> _EXTRACTED ENTRIES_

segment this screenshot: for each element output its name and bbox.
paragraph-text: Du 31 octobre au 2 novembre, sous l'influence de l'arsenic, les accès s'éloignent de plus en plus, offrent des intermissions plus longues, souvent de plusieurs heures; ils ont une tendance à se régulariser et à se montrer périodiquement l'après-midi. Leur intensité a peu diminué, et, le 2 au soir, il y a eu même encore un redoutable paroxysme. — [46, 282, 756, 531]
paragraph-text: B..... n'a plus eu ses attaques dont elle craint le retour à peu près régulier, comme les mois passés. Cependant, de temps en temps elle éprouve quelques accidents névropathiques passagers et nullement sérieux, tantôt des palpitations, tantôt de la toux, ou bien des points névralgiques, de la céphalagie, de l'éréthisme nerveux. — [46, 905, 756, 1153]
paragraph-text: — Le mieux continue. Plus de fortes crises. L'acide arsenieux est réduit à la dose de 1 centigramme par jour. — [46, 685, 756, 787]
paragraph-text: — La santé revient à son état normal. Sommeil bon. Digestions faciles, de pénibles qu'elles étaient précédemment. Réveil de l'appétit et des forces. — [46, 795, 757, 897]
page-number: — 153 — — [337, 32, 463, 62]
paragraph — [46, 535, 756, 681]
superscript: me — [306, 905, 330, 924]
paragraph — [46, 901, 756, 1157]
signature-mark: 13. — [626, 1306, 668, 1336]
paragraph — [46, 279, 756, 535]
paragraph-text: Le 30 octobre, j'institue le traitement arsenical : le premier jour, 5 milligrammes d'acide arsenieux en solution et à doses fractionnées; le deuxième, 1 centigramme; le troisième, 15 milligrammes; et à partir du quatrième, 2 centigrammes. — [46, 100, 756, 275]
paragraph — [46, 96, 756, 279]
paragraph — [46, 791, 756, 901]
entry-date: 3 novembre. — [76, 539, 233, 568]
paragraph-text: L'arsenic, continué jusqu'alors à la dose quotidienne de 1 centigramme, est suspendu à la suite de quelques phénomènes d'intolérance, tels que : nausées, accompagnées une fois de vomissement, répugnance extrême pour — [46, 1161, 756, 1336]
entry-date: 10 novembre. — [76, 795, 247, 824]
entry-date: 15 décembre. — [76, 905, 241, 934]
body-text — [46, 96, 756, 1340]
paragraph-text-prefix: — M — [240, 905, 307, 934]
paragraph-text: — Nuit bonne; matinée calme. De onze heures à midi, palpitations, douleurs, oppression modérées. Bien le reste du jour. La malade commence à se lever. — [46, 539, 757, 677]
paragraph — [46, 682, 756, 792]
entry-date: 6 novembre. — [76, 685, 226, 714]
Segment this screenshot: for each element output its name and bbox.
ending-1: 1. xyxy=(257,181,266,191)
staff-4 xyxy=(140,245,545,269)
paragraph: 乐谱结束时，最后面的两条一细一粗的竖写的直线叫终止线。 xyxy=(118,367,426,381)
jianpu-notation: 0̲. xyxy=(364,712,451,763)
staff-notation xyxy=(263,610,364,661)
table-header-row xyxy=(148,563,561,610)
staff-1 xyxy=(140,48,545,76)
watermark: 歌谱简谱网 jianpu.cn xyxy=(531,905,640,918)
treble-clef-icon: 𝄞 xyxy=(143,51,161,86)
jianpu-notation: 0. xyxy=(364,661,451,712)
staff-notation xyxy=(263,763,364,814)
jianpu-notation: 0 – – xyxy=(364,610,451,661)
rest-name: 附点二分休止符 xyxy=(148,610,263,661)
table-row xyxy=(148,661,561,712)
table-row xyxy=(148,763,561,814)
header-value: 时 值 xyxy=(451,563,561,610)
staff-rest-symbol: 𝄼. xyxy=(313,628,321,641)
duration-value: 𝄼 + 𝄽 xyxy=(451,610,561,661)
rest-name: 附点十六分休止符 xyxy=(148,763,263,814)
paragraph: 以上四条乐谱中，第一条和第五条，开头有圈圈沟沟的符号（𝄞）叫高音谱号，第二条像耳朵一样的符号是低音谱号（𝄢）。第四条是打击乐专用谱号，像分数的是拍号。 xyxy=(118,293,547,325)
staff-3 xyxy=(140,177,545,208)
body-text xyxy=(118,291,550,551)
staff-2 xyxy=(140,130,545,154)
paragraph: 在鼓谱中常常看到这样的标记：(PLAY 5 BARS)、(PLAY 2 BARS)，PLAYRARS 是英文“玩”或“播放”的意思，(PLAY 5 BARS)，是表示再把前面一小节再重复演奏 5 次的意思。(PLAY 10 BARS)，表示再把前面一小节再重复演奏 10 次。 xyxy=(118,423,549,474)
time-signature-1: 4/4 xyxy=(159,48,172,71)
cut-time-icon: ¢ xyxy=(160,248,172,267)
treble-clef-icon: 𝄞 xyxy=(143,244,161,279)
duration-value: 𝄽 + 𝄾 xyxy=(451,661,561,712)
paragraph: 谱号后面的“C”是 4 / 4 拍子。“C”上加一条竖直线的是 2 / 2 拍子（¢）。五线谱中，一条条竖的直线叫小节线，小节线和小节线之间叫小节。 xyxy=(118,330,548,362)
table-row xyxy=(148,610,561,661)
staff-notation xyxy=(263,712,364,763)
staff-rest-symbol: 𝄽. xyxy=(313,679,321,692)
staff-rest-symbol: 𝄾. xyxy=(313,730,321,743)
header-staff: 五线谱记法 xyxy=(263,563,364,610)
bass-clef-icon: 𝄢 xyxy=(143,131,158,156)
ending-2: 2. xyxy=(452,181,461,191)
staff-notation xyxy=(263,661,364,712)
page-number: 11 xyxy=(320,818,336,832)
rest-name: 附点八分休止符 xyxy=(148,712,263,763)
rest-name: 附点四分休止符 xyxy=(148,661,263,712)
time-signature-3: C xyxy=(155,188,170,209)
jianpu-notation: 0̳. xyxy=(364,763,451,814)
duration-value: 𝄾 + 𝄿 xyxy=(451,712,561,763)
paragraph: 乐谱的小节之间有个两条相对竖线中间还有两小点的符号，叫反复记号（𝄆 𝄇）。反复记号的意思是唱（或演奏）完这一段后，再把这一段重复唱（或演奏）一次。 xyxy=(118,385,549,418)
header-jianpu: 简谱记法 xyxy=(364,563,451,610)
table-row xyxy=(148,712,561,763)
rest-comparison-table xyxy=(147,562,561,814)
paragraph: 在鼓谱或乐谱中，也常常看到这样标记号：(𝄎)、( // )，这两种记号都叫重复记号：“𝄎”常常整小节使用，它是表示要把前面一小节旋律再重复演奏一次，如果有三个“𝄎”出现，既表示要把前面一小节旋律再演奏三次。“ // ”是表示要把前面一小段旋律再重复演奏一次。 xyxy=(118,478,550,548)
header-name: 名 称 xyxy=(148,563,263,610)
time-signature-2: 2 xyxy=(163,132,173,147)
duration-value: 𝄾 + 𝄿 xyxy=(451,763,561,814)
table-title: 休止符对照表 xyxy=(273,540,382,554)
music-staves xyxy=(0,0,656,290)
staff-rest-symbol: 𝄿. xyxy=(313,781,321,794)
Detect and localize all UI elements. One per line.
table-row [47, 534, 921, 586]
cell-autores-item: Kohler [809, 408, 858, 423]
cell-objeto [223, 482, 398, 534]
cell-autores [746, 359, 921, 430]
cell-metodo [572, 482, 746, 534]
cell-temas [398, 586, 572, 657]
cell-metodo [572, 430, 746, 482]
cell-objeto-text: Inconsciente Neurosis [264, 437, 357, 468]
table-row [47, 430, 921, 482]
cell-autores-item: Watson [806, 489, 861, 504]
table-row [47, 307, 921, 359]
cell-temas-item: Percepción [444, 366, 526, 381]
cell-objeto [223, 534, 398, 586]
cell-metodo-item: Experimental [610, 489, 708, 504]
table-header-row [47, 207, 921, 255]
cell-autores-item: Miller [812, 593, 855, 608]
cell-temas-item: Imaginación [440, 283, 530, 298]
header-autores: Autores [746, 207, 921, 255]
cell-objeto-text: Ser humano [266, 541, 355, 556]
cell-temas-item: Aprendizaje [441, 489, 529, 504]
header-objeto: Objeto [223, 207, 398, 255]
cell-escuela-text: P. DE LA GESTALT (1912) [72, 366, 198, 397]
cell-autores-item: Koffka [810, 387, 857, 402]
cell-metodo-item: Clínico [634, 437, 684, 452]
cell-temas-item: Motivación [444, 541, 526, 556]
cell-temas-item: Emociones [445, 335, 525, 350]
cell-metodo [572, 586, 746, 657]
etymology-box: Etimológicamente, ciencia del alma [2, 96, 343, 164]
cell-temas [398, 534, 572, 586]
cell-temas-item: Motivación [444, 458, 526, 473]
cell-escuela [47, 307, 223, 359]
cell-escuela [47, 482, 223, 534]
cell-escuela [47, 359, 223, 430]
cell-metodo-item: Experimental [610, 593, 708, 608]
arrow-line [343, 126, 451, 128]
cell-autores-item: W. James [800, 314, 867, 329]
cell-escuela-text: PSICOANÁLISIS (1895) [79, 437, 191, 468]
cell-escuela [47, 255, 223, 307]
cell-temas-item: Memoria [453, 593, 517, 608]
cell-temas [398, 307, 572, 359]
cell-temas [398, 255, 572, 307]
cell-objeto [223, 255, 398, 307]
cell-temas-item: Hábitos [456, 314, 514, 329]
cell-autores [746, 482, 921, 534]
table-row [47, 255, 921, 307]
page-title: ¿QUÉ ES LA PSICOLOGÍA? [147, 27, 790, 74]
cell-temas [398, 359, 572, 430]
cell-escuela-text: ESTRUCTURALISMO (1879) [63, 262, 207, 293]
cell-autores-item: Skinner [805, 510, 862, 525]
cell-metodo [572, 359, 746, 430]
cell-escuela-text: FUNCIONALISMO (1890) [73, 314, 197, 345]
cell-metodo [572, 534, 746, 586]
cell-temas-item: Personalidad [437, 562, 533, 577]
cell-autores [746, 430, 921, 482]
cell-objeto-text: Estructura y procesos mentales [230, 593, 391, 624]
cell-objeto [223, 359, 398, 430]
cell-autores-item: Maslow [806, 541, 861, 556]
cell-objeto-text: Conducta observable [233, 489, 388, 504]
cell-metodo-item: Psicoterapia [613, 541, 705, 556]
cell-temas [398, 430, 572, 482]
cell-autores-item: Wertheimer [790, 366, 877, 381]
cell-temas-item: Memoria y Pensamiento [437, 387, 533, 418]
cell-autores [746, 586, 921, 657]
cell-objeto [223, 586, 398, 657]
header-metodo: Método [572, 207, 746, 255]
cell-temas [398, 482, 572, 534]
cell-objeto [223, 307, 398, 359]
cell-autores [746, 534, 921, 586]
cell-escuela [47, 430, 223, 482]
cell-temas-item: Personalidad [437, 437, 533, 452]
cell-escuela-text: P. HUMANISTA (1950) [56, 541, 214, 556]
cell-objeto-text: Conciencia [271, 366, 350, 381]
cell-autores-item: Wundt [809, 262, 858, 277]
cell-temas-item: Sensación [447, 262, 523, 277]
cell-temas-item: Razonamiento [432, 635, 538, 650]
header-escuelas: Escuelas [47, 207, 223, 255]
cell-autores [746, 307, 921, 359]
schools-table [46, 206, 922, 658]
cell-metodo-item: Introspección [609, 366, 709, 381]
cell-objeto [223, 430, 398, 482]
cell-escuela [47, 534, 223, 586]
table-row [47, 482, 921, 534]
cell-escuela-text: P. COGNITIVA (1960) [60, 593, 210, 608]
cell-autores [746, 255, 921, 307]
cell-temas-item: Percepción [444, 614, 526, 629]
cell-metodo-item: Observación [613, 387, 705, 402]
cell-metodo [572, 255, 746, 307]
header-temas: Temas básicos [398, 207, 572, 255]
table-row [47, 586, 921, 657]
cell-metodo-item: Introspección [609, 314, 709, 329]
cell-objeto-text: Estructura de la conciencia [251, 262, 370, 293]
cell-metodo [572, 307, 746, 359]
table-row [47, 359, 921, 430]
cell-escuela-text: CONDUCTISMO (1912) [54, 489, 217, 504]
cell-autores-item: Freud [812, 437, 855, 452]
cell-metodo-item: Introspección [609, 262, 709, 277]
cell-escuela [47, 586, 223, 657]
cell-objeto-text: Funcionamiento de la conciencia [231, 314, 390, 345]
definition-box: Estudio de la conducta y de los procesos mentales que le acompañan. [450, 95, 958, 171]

> _GIVEN INSTRUCTION_
Please write out the items again, starting with the first one and going on through the line with "paragraph — [46, 535, 756, 681]", and swap "paragraph-text" for "text-block" while keeping everything else the same.

> _OUTPUT OF THE TASK_
segment this screenshot: for each element output its name and bbox.
text-block: Du 31 octobre au 2 novembre, sous l'influence de l'arsenic, les accès s'éloignent de plus en plus, offrent des intermissions plus longues, souvent de plusieurs heures; ils ont une tendance à se régulariser et à se montrer périodiquement l'après-midi. Leur intensité a peu diminué, et, le 2 au soir, il y a eu même encore un redoutable paroxysme. — [46, 282, 756, 531]
text-block: B..... n'a plus eu ses attaques dont elle craint le retour à peu près régulier, comme les mois passés. Cependant, de temps en temps elle éprouve quelques accidents névropathiques passagers et nullement sérieux, tantôt des palpitations, tantôt de la toux, ou bien des points névralgiques, de la céphalagie, de l'éréthisme nerveux. — [46, 905, 756, 1153]
text-block: — Le mieux continue. Plus de fortes crises. L'acide arsenieux est réduit à la dose de 1 centigramme par jour. — [46, 685, 756, 787]
text-block: — La santé revient à son état normal. Sommeil bon. Digestions faciles, de pénibles qu'elles étaient précédemment. Réveil de l'appétit et des forces. — [46, 795, 757, 897]
page-number: — 153 — — [337, 32, 463, 62]
paragraph — [46, 535, 756, 681]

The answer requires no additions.